Problem to solve: Copy every line from the data below in which the string "التهذيب" can be found.

-- Information given start --

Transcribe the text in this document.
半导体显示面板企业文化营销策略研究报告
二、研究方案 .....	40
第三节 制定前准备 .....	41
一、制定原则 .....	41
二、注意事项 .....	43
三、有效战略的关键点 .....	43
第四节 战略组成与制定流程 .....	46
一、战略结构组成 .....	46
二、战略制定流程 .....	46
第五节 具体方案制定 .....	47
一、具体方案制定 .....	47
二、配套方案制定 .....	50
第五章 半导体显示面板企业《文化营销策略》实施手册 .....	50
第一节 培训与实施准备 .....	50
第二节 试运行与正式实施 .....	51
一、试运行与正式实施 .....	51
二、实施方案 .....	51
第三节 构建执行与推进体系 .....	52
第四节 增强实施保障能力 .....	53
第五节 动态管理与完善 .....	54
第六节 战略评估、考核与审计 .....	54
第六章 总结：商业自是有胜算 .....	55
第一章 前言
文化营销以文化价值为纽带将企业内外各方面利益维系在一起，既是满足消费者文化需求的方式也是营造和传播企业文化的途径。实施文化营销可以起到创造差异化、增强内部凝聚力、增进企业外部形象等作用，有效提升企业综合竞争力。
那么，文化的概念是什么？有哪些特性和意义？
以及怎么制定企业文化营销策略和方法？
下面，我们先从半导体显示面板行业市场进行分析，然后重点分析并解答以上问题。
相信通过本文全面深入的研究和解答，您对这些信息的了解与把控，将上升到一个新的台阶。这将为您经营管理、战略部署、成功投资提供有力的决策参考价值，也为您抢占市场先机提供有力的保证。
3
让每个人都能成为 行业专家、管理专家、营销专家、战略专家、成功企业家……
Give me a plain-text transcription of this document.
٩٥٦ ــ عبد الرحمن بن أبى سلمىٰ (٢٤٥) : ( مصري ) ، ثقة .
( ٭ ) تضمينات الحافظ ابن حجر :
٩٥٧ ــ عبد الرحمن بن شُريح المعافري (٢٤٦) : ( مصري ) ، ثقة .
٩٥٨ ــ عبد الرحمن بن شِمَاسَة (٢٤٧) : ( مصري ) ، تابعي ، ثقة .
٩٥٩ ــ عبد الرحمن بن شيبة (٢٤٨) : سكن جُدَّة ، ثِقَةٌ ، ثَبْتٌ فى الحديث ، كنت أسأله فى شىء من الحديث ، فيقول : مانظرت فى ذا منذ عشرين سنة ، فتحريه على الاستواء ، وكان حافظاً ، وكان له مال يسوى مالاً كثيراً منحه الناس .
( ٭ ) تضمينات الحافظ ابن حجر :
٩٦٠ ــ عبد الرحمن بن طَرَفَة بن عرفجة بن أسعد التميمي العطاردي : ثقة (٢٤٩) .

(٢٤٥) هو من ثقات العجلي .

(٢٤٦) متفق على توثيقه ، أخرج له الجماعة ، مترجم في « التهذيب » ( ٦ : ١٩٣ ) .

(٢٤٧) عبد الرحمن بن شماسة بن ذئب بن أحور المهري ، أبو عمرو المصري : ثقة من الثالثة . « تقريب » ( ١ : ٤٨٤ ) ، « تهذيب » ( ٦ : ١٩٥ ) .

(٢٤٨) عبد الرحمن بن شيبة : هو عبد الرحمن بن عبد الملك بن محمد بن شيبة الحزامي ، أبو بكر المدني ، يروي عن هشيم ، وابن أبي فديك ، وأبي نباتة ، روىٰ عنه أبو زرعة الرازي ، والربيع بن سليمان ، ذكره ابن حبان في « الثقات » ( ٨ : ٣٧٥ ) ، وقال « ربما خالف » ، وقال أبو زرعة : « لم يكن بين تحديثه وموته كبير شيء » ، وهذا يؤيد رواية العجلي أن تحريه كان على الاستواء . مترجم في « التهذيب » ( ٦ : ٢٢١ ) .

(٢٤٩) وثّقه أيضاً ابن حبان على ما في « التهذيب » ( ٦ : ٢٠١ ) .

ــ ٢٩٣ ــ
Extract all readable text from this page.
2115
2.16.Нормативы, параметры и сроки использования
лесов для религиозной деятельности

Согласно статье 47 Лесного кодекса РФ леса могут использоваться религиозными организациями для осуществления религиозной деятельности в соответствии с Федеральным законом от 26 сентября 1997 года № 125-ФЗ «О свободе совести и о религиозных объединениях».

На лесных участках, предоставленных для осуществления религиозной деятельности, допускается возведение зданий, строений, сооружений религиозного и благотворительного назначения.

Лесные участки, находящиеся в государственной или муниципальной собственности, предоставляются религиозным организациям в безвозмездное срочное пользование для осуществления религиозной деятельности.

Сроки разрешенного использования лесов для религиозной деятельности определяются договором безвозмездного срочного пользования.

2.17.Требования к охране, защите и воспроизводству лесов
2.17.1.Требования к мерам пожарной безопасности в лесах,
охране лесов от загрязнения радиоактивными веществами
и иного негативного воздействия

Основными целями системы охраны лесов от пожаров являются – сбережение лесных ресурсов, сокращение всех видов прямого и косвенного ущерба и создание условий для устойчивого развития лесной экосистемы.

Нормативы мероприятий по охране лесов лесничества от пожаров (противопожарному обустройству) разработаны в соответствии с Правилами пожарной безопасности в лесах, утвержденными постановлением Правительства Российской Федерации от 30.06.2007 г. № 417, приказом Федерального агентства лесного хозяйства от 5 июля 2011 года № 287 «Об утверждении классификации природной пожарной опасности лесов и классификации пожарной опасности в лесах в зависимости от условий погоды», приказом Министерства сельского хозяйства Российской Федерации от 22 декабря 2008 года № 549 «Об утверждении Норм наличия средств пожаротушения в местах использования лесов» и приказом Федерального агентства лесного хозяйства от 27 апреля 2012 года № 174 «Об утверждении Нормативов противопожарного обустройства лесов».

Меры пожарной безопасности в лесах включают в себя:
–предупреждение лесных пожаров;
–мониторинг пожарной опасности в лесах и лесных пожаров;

-- Information given end --

Written solution:
(٢٤٦) متفق على توثيقه ، أخرج له الجماعة ، مترجم في « التهذيب » ( ٦ : ١٩٣ ) .
(٢٤٨) عبد الرحمن بن شيبة : هو عبد الرحمن بن عبد الملك بن محمد بن شيبة الحزامي ، أبو بكر المدني ، يروي عن هشيم ، وابن أبي فديك ، وأبي نباتة ، روىٰ عنه أبو زرعة الرازي ، والربيع بن سليمان ، ذكره ابن حبان في « الثقات » ( ٨ : ٣٧٥ ) ، وقال « ربما خالف » ، وقال أبو زرعة : « لم يكن بين تحديثه وموته كبير شيء » ، وهذا يؤيد رواية العجلي أن تحريه كان على الاستواء . مترجم في « التهذيب » ( ٦ : ٢٢١ ) .
(٢٤٩) وثّقه أيضاً ابن حبان على ما في « التهذيب » ( ٦ : ٢٠١ ) .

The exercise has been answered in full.